| Goal |
Pull out every line with the word "caption" from the entries below.
─── Data listing
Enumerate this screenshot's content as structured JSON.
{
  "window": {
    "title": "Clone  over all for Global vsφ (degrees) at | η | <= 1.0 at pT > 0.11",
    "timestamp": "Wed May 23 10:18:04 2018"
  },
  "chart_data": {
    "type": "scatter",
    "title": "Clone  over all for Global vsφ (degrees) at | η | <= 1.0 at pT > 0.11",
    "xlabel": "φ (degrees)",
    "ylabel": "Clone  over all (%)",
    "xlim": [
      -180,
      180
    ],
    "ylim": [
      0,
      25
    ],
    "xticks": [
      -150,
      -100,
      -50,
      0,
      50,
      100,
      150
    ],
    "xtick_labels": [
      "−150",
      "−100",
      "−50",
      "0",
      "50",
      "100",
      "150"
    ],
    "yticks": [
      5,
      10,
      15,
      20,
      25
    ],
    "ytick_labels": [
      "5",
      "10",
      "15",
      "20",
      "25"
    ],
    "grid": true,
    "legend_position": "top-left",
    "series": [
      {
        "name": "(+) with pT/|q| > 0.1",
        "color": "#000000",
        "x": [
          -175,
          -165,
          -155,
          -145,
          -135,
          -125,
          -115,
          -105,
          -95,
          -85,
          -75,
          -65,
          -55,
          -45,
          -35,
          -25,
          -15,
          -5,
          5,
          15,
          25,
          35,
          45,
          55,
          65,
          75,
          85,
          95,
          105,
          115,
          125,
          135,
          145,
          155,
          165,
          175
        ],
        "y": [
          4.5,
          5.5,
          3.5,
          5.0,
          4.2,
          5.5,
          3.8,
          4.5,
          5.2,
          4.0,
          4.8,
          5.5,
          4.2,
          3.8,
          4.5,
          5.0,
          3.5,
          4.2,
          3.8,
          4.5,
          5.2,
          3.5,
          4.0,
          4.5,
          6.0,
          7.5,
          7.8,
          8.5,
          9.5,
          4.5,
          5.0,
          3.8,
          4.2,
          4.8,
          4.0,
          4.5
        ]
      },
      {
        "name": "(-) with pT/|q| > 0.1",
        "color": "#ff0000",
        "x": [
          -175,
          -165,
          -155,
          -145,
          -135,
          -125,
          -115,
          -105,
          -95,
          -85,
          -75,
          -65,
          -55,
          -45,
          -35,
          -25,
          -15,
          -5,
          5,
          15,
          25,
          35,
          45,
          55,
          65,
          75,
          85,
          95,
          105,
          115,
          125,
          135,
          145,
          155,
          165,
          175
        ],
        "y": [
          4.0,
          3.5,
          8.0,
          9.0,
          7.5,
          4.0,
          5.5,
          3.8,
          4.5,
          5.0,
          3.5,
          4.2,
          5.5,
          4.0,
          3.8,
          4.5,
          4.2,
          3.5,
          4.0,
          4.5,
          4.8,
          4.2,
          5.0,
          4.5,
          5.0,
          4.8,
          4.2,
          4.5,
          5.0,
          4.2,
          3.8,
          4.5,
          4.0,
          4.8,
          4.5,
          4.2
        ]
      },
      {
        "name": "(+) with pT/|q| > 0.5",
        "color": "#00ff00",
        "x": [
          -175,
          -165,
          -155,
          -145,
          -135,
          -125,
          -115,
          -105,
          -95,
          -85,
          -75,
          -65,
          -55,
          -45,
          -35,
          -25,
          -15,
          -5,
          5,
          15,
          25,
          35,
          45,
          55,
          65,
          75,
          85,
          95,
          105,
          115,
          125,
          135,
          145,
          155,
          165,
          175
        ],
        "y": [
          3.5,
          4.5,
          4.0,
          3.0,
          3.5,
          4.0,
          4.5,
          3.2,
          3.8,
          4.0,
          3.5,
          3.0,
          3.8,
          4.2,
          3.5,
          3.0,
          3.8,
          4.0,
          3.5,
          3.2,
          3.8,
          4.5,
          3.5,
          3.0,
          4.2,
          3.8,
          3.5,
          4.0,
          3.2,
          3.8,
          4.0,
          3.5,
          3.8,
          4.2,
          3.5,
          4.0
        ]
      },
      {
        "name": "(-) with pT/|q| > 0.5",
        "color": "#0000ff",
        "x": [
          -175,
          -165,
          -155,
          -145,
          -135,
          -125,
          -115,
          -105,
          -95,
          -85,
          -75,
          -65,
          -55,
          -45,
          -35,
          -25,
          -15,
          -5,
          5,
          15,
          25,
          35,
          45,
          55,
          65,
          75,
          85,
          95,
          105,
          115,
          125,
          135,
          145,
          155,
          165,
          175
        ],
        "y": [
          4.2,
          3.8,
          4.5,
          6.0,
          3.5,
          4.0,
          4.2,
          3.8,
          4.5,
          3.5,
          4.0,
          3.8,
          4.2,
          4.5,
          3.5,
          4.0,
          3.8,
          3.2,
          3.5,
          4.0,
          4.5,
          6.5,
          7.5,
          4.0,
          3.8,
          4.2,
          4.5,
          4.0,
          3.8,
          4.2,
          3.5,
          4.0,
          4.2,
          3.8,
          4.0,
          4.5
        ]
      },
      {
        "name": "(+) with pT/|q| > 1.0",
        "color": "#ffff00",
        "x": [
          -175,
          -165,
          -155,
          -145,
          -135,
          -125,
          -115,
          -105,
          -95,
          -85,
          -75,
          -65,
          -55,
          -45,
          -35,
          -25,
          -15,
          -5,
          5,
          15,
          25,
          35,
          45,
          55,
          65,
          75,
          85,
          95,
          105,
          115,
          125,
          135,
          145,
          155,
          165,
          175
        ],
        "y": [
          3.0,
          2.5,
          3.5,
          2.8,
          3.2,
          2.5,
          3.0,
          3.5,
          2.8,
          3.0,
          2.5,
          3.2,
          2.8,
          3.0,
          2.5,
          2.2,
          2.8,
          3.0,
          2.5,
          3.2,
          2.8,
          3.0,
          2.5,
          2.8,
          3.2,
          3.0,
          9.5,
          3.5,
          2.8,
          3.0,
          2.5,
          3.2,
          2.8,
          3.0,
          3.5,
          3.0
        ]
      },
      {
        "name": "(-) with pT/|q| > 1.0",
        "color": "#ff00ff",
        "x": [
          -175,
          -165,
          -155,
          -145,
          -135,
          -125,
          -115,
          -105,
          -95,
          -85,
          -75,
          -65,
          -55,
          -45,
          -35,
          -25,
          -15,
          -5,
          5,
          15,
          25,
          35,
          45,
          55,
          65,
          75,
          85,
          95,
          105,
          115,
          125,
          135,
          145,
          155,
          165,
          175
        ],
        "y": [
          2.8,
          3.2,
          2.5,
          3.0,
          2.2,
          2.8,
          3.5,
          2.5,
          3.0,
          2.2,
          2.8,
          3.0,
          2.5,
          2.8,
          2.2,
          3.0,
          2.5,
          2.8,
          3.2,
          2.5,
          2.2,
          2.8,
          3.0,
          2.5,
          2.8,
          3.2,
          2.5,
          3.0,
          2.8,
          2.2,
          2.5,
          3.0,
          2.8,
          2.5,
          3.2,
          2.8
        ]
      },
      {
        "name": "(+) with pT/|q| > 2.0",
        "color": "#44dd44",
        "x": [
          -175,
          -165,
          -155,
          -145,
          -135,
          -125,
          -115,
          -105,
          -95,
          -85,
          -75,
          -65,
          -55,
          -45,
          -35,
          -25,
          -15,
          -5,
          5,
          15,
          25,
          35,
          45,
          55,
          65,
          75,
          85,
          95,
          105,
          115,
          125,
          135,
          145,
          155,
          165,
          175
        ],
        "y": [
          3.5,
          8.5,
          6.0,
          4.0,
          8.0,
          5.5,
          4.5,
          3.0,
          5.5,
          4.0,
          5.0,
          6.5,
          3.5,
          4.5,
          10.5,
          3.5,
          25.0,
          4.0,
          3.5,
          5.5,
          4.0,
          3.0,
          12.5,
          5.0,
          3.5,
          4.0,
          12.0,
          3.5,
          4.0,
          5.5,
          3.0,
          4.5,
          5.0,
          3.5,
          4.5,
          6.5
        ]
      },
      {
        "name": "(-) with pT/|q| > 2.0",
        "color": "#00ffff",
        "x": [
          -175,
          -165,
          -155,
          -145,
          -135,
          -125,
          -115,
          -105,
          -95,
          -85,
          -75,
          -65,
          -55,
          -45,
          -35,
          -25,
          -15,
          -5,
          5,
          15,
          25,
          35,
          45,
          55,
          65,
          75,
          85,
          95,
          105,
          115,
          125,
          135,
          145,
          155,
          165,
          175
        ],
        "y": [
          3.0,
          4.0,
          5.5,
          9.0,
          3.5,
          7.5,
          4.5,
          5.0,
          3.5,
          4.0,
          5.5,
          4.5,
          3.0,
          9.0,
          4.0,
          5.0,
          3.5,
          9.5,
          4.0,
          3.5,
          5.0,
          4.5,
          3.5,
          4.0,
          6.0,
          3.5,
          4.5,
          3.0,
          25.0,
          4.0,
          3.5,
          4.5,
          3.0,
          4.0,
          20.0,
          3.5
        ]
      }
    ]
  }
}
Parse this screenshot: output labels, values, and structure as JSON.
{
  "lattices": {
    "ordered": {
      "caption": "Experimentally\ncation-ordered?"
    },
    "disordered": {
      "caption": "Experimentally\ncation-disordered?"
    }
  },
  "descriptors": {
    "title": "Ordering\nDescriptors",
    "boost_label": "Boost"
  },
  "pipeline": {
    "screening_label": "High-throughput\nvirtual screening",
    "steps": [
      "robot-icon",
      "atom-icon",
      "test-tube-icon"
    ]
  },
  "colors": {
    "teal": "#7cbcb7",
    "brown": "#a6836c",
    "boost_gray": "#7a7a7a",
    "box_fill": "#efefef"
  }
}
──────
| Task output |
      "caption": "Experimentally\ncation-ordered?"
      "caption": "Experimentally\ncation-disordered?"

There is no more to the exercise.